Instruction ▸ Go through the data below and copy it exactly, skipping every picture.

Rows ▸
-*-

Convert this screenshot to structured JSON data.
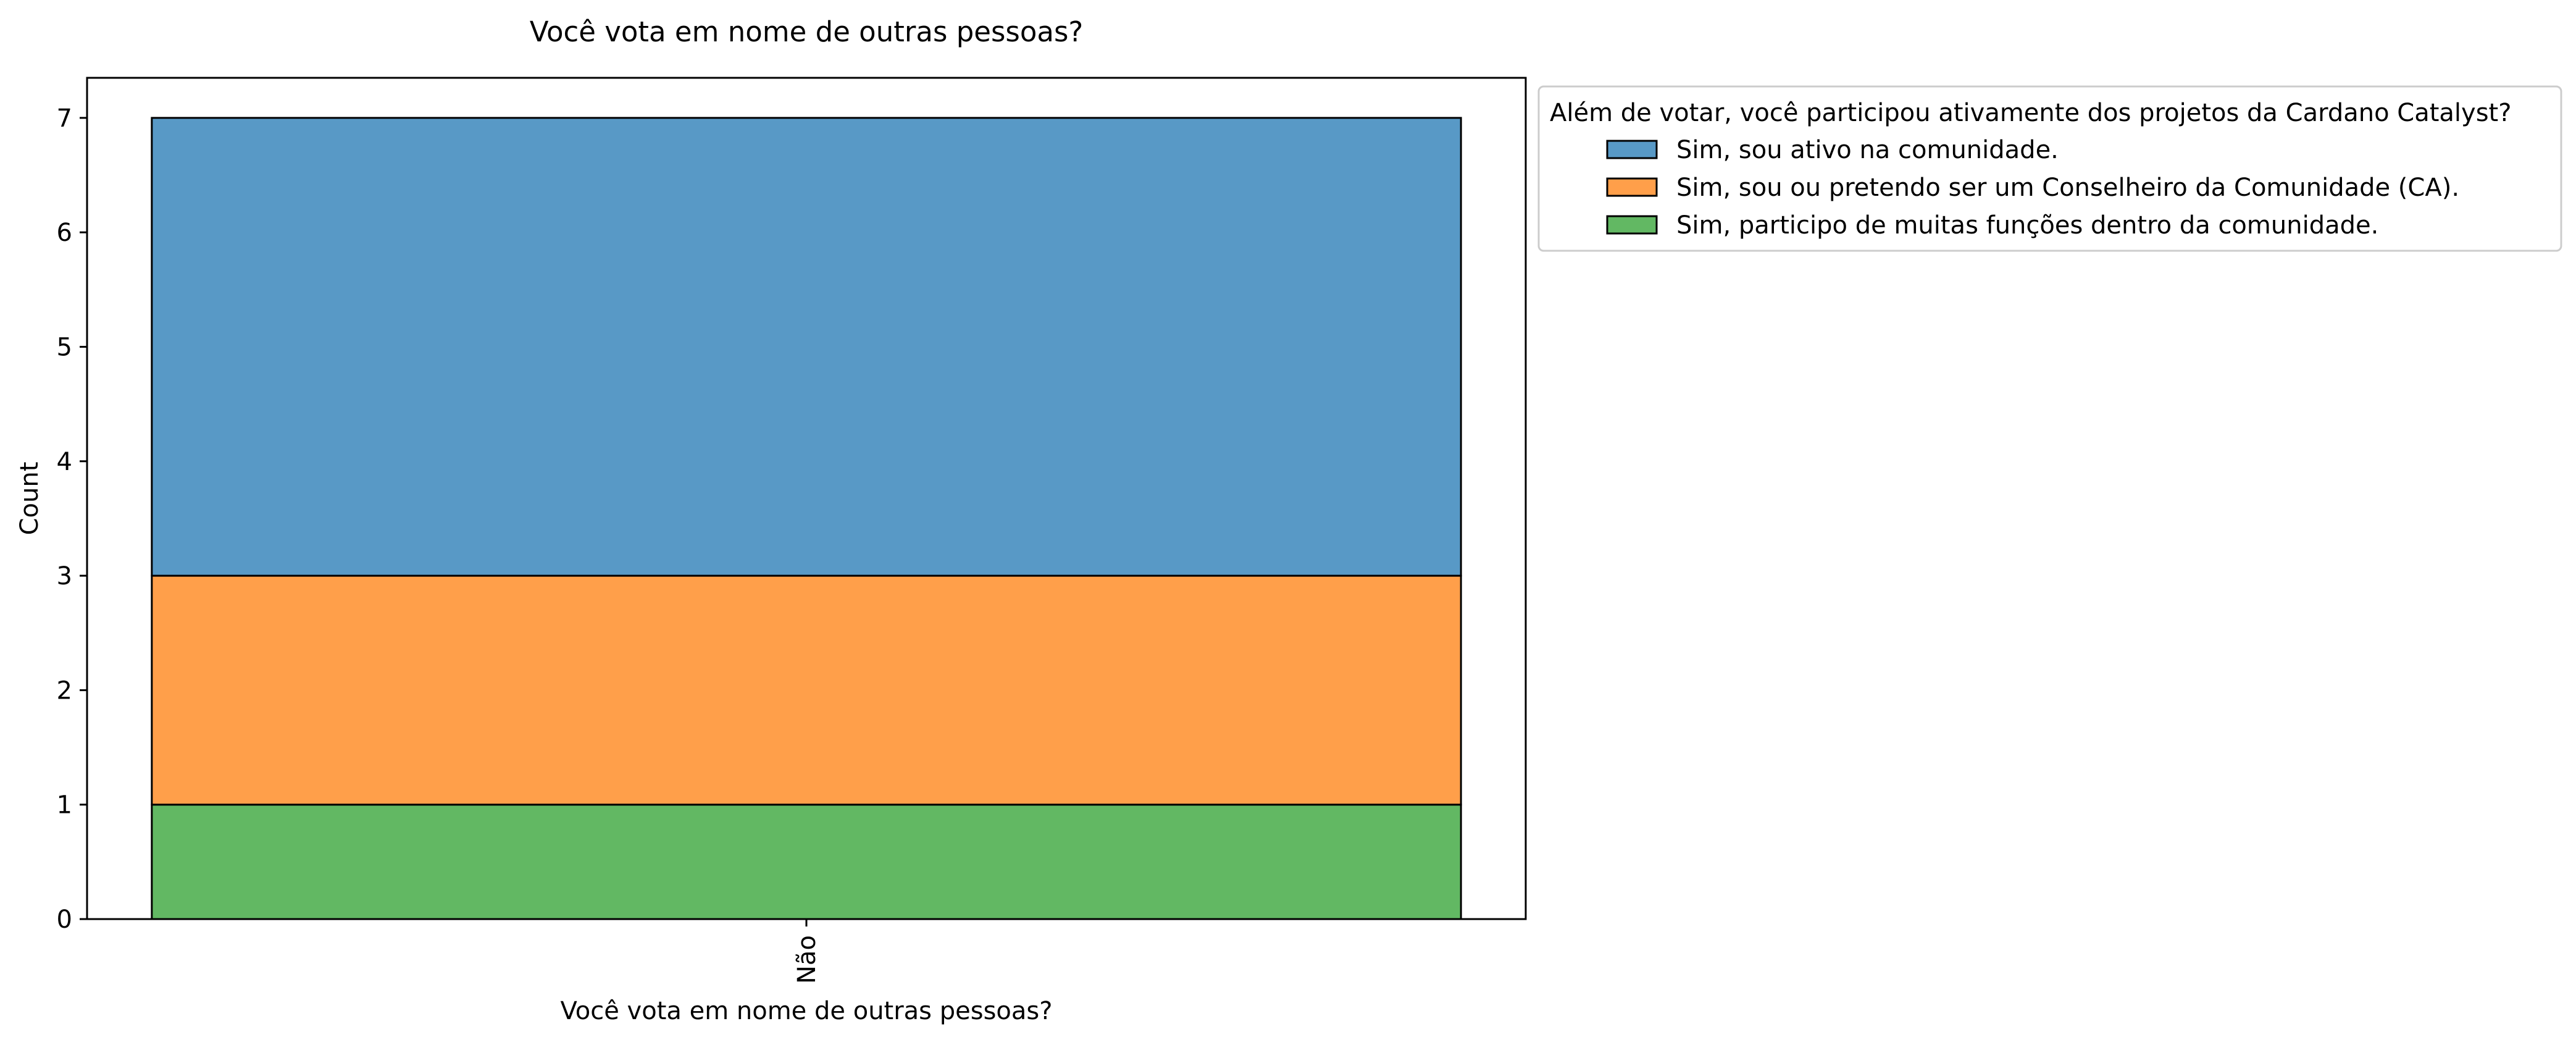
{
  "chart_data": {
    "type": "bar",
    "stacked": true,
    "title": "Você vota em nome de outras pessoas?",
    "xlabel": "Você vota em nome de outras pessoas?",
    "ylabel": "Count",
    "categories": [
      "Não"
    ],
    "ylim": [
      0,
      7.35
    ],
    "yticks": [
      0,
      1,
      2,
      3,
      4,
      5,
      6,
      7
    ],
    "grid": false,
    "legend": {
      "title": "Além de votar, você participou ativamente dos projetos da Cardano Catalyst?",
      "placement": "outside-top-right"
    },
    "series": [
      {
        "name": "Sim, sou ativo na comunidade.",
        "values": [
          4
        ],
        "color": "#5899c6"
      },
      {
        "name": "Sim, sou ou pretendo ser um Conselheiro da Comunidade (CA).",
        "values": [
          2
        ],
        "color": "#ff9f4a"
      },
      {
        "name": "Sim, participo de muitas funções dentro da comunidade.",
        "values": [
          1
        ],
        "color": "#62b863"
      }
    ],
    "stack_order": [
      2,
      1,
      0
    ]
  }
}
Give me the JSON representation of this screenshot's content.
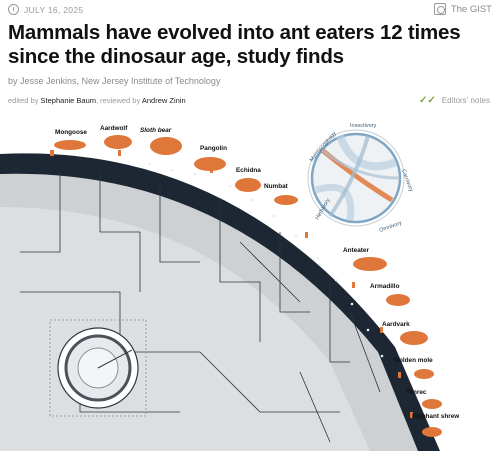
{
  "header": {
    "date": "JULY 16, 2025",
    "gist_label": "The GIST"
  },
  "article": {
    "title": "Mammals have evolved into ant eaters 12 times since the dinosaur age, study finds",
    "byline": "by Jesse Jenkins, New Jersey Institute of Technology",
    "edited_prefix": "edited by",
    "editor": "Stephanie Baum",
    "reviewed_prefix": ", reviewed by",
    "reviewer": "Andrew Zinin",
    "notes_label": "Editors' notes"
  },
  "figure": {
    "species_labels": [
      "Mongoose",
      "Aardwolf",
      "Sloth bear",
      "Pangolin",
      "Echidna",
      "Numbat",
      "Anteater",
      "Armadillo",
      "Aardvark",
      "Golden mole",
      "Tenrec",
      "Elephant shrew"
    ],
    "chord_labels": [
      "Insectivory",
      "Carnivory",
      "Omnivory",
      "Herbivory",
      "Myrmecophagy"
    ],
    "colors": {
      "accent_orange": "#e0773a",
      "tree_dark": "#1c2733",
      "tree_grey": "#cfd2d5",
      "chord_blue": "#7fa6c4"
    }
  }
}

-*-

Task solution ▸
Convert this screenshot to structured JSON data.
{
  "chart_data": {
    "type": "bar",
    "stacked": true,
    "title": "Você vota em nome de outras pessoas?",
    "xlabel": "Você vota em nome de outras pessoas?",
    "ylabel": "Count",
    "categories": [
      "Não"
    ],
    "ylim": [
      0,
      7.35
    ],
    "yticks": [
      0,
      1,
      2,
      3,
      4,
      5,
      6,
      7
    ],
    "grid": false,
    "legend": {
      "title": "Além de votar, você participou ativamente dos projetos da Cardano Catalyst?",
      "placement": "outside-top-right"
    },
    "series": [
      {
        "name": "Sim, sou ativo na comunidade.",
        "values": [
          4
        ],
        "color": "#5899c6"
      },
      {
        "name": "Sim, sou ou pretendo ser um Conselheiro da Comunidade (CA).",
        "values": [
          2
        ],
        "color": "#ff9f4a"
      },
      {
        "name": "Sim, participo de muitas funções dentro da comunidade.",
        "values": [
          1
        ],
        "color": "#62b863"
      }
    ],
    "stack_order": [
      2,
      1,
      0
    ]
  }
}
Give me the JSON representation of this screenshot's content.
{
  "header": {
    "date": "JULY 16, 2025",
    "gist_label": "The GIST"
  },
  "article": {
    "title": "Mammals have evolved into ant eaters 12 times since the dinosaur age, study finds",
    "byline": "by Jesse Jenkins, New Jersey Institute of Technology",
    "edited_prefix": "edited by",
    "editor": "Stephanie Baum",
    "reviewed_prefix": ", reviewed by",
    "reviewer": "Andrew Zinin",
    "notes_label": "Editors' notes"
  },
  "figure": {
    "species_labels": [
      "Mongoose",
      "Aardwolf",
      "Sloth bear",
      "Pangolin",
      "Echidna",
      "Numbat",
      "Anteater",
      "Armadillo",
      "Aardvark",
      "Golden mole",
      "Tenrec",
      "Elephant shrew"
    ],
    "chord_labels": [
      "Insectivory",
      "Carnivory",
      "Omnivory",
      "Herbivory",
      "Myrmecophagy"
    ],
    "colors": {
      "accent_orange": "#e0773a",
      "tree_dark": "#1c2733",
      "tree_grey": "#cfd2d5",
      "chord_blue": "#7fa6c4"
    }
  }
}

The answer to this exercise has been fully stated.